_The task_. Search the records below for the word "الكتاب". Pull out each line that has it.

_Information provided_.
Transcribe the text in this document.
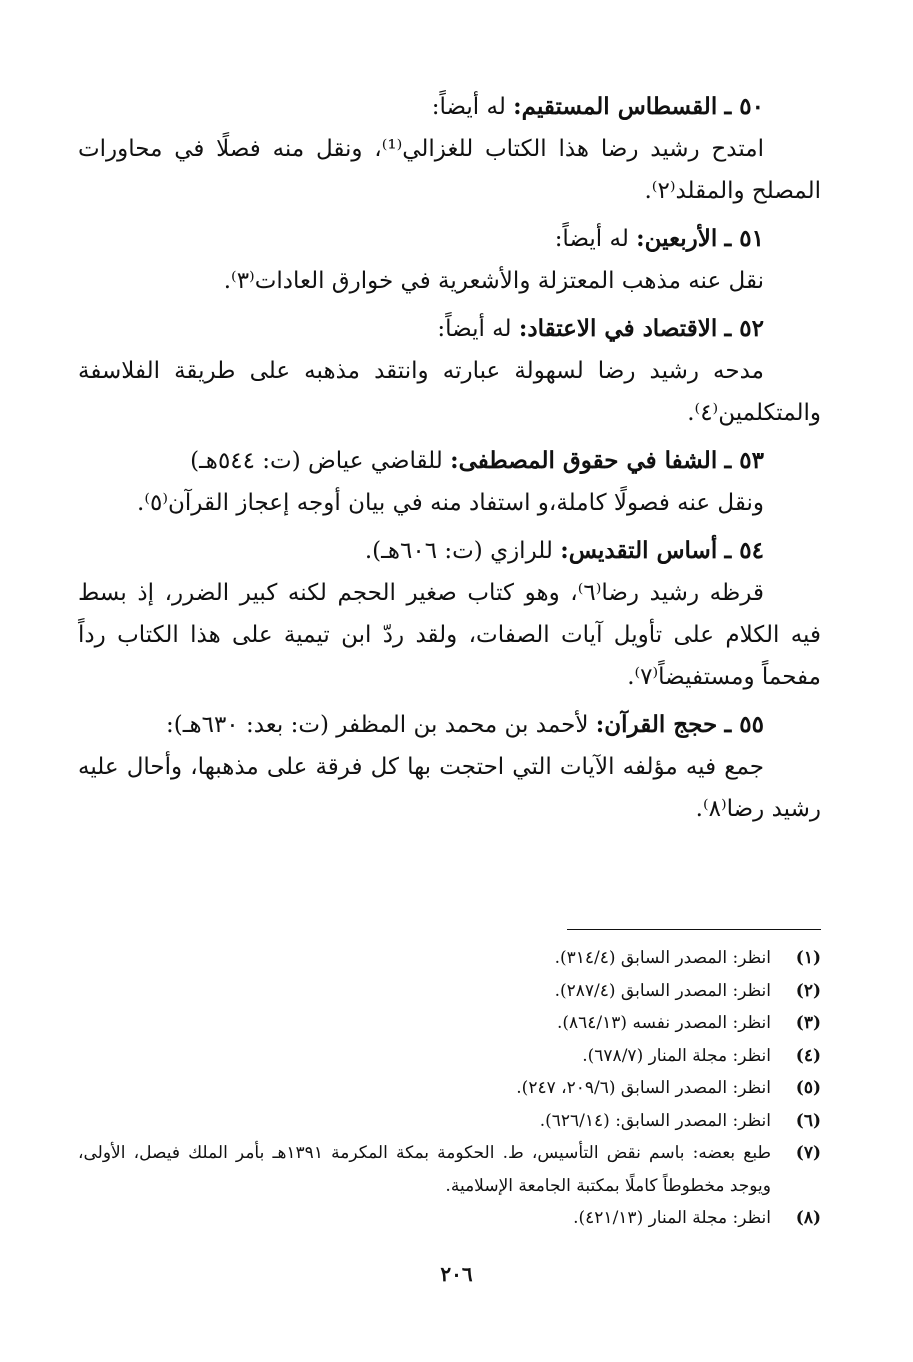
٥٠ ـ القسطاس المستقيم: له أيضاً:

امتدح رشيد رضا هذا الكتاب للغزالي⁽¹⁾، ونقل منه فصلًا في محاورات المصلح والمقلد⁽٢⁾.

٥١ ـ الأربعين: له أيضاً:

نقل عنه مذهب المعتزلة والأشعرية في خوارق العادات⁽٣⁾.

٥٢ ـ الاقتصاد في الاعتقاد: له أيضاً:

مدحه رشيد رضا لسهولة عبارته وانتقد مذهبه على طريقة الفلاسفة والمتكلمين⁽٤⁾.

٥٣ ـ الشفا في حقوق المصطفى: للقاضي عياض (ت: ٥٤٤هـ)

ونقل عنه فصولًا كاملة،و استفاد منه في بيان أوجه إعجاز القرآن⁽٥⁾.

٥٤ ـ أساس التقديس: للرازي (ت: ٦٠٦هـ).

قرظه رشيد رضا⁽٦⁾، وهو كتاب صغير الحجم لكنه كبير الضرر، إذ بسط فيه الكلام على تأويل آيات الصفات، ولقد ردّ ابن تيمية على هذا الكتاب رداً مفحماً ومستفيضاً⁽٧⁾.

٥٥ ـ حجج القرآن: لأحمد بن محمد بن المظفر (ت: بعد: ٦٣٠هـ):

جمع فيه مؤلفه الآيات التي احتجت بها كل فرقة على مذهبها، وأحال عليه رشيد رضا⁽٨⁾.

(١)
انظر: المصدر السابق (٣١٤/٤).
(٢)
انظر: المصدر السابق (٢٨٧/٤).
(٣)
انظر: المصدر نفسه (٨٦٤/١٣).
(٤)
انظر: مجلة المنار (٦٧٨/٧).
(٥)
انظر: المصدر السابق (٢٠٩/٦، ٢٤٧).
(٦)
انظر: المصدر السابق: (٦٢٦/١٤).
(٧)
طبع بعضه: باسم نقض التأسيس، ط. الحكومة بمكة المكرمة ١٣٩١هـ بأمر الملك فيصل، الأولى، ويوجد مخطوطاً كاملًا بمكتبة الجامعة الإسلامية.
(٨)
انظر: مجلة المنار (٤٢١/١٣).
٢٠٦
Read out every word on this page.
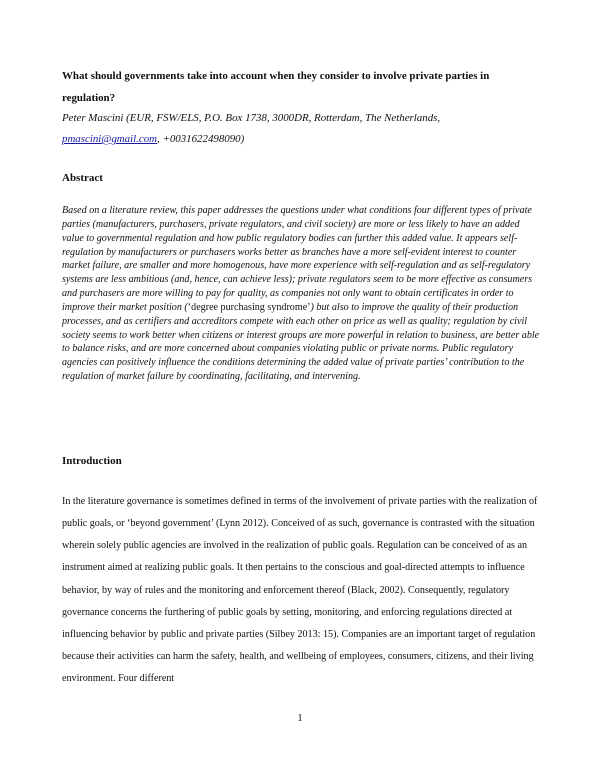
What should governments take into account when they consider to involve private parties in regulation?
Peter Mascini (EUR, FSW/ELS, P.O. Box 1738, 3000DR, Rotterdam, The Netherlands,
pmascini@gmail.com, +0031622498090)
Abstract
Based on a literature review, this paper addresses the questions under what conditions four different types of private parties (manufacturers, purchasers, private regulators, and civil society) are more or less likely to have an added value to governmental regulation and how public regulatory bodies can further this added value. It appears self-regulation by manufacturers or purchasers works better as branches have a more self-evident interest to counter market failure, are smaller and more homogenous, have more experience with self-regulation and as self-regulatory systems are less ambitious (and, hence, can achieve less); private regulators seem to be more effective as consumers and purchasers are more willing to pay for quality, as companies not only want to obtain certificates in order to improve their market position (‘degree purchasing syndrome’) but also to improve the quality of their production processes, and as certifiers and accreditors compete with each other on price as well as quality; regulation by civil society seems to work better when citizens or interest groups are more powerful in relation to business, are better able to balance risks, and are more concerned about companies violating public or private norms. Public regulatory agencies can positively influence the conditions determining the added value of private parties’ contribution to the regulation of market failure by coordinating, facilitating, and intervening.
Introduction
In the literature governance is sometimes defined in terms of the involvement of private parties with the realization of public goals, or ‘beyond government’ (Lynn 2012). Conceived of as such, governance is contrasted with the situation wherein solely public agencies are involved in the realization of public goals. Regulation can be conceived of as an instrument aimed at realizing public goals. It then pertains to the conscious and goal-directed attempts to influence behavior, by way of rules and the monitoring and enforcement thereof (Black, 2002). Consequently, regulatory governance concerns the furthering of public goals by setting, monitoring, and enforcing regulations directed at influencing behavior by public and private parties (Silbey 2013: 15). Companies are an important target of regulation because their activities can harm the safety, health, and wellbeing of employees, consumers, citizens, and their living environment. Four different
1
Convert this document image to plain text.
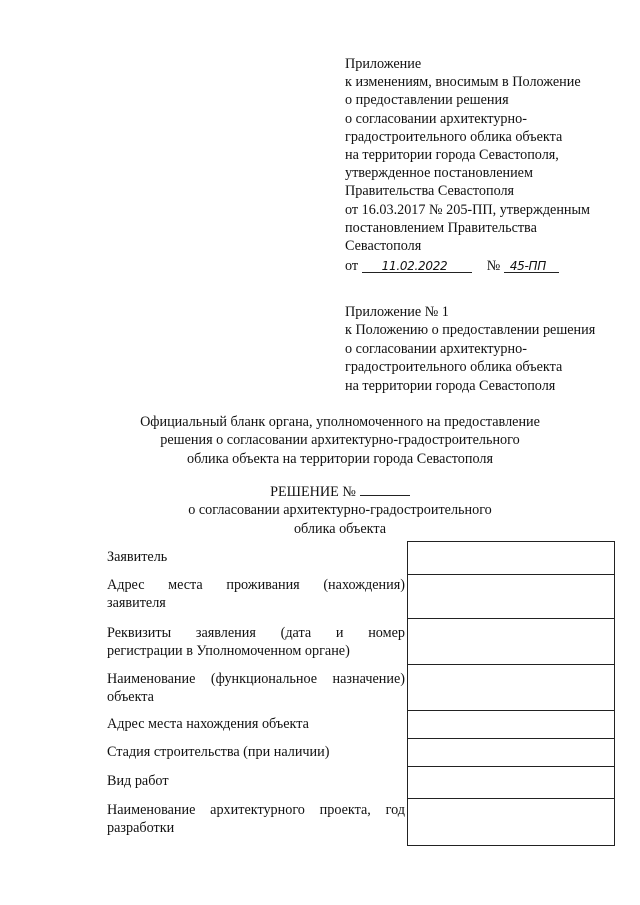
Приложение
к изменениям, вносимым в Положение
о предоставлении решения
о согласовании архитектурно-
градостроительного облика объекта
на территории города Севастополя,
утвержденное постановлением
Правительства Севастополя
от 16.03.2017 № 205-ПП, утвержденным
постановлением Правительства
Севастополя
от 11.02.2022	№ 45-ПП
Приложение № 1
к Положению о предоставлении решения
о согласовании архитектурно-
градостроительного облика объекта
на территории города Севастополя
Официальный бланк органа, уполномоченного на предоставление
решения о согласовании архитектурно-градостроительного
облика объекта на территории города Севастополя
РЕШЕНИЕ №
о согласовании архитектурно-градостроительного
облика объекта
Заявитель
Адрес места проживания (нахождения)
заявителя
Реквизиты заявления (дата и номер
регистрации в Уполномоченном органе)
Наименование (функциональное назначение)
объекта
Адрес места нахождения объекта
Стадия строительства (при наличии)
Вид работ
Наименование архитектурного проекта, год
разработки
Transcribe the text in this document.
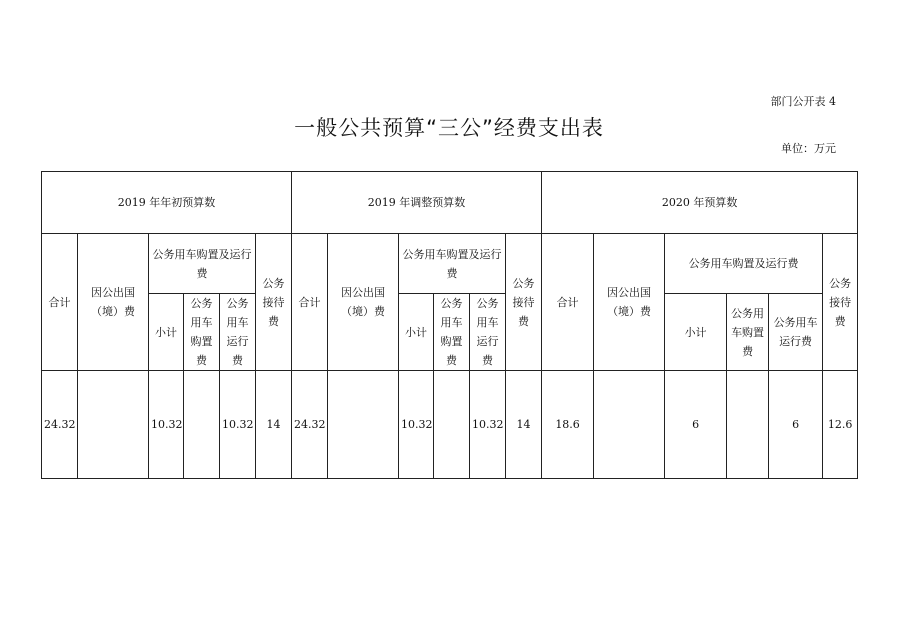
部门公开表 4
一般公共预算“三公”经费支出表
单位：万元
2019 年年初预算数						2019 年调整预算数						2020 年预算数					
合计	因公出国（境）费	公务用车购置及运行费			公务接待费	合计	因公出国（境）费	公务用车购置及运行费			公务接待费	合计	因公出国（境）费	公务用车购置及运行费			公务接待费
		小计	公务用车购置费	公务用车运行费				小计	公务用车购置费	公务用车运行费				小计	公务用车购置费	公务用车运行费	
24.32		10.32		10.32	14	24.32		10.32		10.32	14	18.6		6		6	12.6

_Reply to the task_.
امتدح رشيد رضا هذا الكتاب للغزالي⁽¹⁾، ونقل منه فصلًا في محاورات المصلح والمقلد⁽٢⁾.
قرظه رشيد رضا⁽٦⁾، وهو كتاب صغير الحجم لكنه كبير الضرر، إذ بسط فيه الكلام على تأويل آيات الصفات، ولقد ردّ ابن تيمية على هذا الكتاب رداً مفحماً ومستفيضاً⁽٧⁾.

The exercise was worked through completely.